### GOAL
In the items below, substitute "ribbon-separator" for every occurrence of "ribbon-divider" and reproduce each line with nothing else altered.
————————
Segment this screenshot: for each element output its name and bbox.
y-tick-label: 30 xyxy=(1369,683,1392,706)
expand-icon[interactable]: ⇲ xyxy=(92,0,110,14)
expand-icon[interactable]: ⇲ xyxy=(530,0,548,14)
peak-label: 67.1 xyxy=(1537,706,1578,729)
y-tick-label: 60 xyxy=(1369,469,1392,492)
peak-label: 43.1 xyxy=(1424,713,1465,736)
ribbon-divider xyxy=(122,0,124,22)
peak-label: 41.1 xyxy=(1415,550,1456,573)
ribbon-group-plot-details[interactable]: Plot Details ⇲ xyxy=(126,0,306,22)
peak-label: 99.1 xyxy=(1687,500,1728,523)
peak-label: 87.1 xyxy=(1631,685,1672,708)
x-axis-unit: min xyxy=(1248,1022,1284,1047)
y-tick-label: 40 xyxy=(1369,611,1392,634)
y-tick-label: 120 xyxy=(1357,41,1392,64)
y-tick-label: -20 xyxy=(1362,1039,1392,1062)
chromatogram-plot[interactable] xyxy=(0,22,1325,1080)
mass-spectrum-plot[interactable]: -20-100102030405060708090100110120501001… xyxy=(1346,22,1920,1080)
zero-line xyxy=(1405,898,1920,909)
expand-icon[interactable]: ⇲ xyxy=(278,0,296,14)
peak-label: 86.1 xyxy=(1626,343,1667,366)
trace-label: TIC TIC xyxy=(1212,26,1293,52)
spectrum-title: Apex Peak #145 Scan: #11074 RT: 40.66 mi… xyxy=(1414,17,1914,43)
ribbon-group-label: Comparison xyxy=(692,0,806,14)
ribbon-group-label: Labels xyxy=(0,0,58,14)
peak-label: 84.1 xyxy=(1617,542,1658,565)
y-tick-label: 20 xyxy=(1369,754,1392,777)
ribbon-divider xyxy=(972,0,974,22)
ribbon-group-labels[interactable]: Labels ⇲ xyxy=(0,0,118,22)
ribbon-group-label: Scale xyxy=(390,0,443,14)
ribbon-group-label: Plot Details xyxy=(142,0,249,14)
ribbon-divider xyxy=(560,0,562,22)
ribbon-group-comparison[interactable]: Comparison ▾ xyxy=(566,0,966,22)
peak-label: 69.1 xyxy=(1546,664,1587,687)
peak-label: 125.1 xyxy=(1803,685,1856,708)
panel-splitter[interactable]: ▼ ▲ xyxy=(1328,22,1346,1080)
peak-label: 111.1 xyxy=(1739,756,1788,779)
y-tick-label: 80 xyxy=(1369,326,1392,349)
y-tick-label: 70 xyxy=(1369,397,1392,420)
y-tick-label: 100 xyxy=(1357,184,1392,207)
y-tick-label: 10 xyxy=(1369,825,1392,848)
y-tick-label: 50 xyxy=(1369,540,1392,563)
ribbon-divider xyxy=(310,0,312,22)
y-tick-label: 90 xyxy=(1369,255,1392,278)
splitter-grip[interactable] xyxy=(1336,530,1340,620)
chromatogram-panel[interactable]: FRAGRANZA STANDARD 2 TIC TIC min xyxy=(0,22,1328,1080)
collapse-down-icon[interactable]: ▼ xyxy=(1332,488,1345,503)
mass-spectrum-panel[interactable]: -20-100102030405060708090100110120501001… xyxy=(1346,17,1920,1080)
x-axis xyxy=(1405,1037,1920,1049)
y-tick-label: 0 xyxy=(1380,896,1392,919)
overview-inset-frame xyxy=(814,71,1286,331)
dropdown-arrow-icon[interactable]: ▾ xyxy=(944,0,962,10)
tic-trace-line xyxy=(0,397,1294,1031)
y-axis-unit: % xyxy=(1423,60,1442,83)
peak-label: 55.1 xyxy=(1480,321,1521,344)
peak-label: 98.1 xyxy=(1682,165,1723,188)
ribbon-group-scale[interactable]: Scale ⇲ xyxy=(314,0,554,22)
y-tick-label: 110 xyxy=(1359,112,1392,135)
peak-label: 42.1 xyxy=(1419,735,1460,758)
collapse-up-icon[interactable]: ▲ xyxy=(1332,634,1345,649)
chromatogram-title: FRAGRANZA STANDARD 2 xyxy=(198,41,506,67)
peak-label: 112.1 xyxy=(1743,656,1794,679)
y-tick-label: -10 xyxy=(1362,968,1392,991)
————————
### EXERCISE OUTPUT
Segment this screenshot: for each element output its name and bbox.
y-tick-label: 30 xyxy=(1369,683,1392,706)
expand-icon[interactable]: ⇲ xyxy=(92,0,110,14)
expand-icon[interactable]: ⇲ xyxy=(530,0,548,14)
peak-label: 67.1 xyxy=(1537,706,1578,729)
y-tick-label: 60 xyxy=(1369,469,1392,492)
peak-label: 43.1 xyxy=(1424,713,1465,736)
ribbon-separator xyxy=(122,0,124,22)
peak-label: 41.1 xyxy=(1415,550,1456,573)
ribbon-group-plot-details[interactable]: Plot Details ⇲ xyxy=(126,0,306,22)
peak-label: 99.1 xyxy=(1687,500,1728,523)
peak-label: 87.1 xyxy=(1631,685,1672,708)
x-axis-unit: min xyxy=(1248,1022,1284,1047)
y-tick-label: 40 xyxy=(1369,611,1392,634)
y-tick-label: 120 xyxy=(1357,41,1392,64)
y-tick-label: -20 xyxy=(1362,1039,1392,1062)
chromatogram-plot[interactable] xyxy=(0,22,1325,1080)
mass-spectrum-plot[interactable]: -20-100102030405060708090100110120501001… xyxy=(1346,22,1920,1080)
zero-line xyxy=(1405,898,1920,909)
expand-icon[interactable]: ⇲ xyxy=(278,0,296,14)
peak-label: 86.1 xyxy=(1626,343,1667,366)
trace-label: TIC TIC xyxy=(1212,26,1293,52)
spectrum-title: Apex Peak #145 Scan: #11074 RT: 40.66 mi… xyxy=(1414,17,1914,43)
ribbon-group-label: Comparison xyxy=(692,0,806,14)
ribbon-group-label: Labels xyxy=(0,0,58,14)
peak-label: 84.1 xyxy=(1617,542,1658,565)
y-tick-label: 20 xyxy=(1369,754,1392,777)
ribbon-separator xyxy=(972,0,974,22)
ribbon-group-labels[interactable]: Labels ⇲ xyxy=(0,0,118,22)
ribbon-group-label: Scale xyxy=(390,0,443,14)
ribbon-group-label: Plot Details xyxy=(142,0,249,14)
ribbon-separator xyxy=(560,0,562,22)
ribbon-group-comparison[interactable]: Comparison ▾ xyxy=(566,0,966,22)
peak-label: 69.1 xyxy=(1546,664,1587,687)
peak-label: 125.1 xyxy=(1803,685,1856,708)
panel-splitter[interactable]: ▼ ▲ xyxy=(1328,22,1346,1080)
peak-label: 111.1 xyxy=(1739,756,1788,779)
y-tick-label: 80 xyxy=(1369,326,1392,349)
y-tick-label: 70 xyxy=(1369,397,1392,420)
y-tick-label: 100 xyxy=(1357,184,1392,207)
y-tick-label: 10 xyxy=(1369,825,1392,848)
y-tick-label: 50 xyxy=(1369,540,1392,563)
ribbon-separator xyxy=(310,0,312,22)
y-tick-label: 90 xyxy=(1369,255,1392,278)
splitter-grip[interactable] xyxy=(1336,530,1340,620)
chromatogram-panel[interactable]: FRAGRANZA STANDARD 2 TIC TIC min xyxy=(0,22,1328,1080)
collapse-down-icon[interactable]: ▼ xyxy=(1332,488,1345,503)
mass-spectrum-panel[interactable]: -20-100102030405060708090100110120501001… xyxy=(1346,17,1920,1080)
x-axis xyxy=(1405,1037,1920,1049)
y-tick-label: 0 xyxy=(1380,896,1392,919)
overview-inset-frame xyxy=(814,71,1286,331)
dropdown-arrow-icon[interactable]: ▾ xyxy=(944,0,962,10)
tic-trace-line xyxy=(0,397,1294,1031)
y-axis-unit: % xyxy=(1423,60,1442,83)
peak-label: 55.1 xyxy=(1480,321,1521,344)
peak-label: 98.1 xyxy=(1682,165,1723,188)
ribbon-group-scale[interactable]: Scale ⇲ xyxy=(314,0,554,22)
y-tick-label: 110 xyxy=(1359,112,1392,135)
peak-label: 42.1 xyxy=(1419,735,1460,758)
collapse-up-icon[interactable]: ▲ xyxy=(1332,634,1345,649)
chromatogram-title: FRAGRANZA STANDARD 2 xyxy=(198,41,506,67)
peak-label: 112.1 xyxy=(1743,656,1794,679)
y-tick-label: -10 xyxy=(1362,968,1392,991)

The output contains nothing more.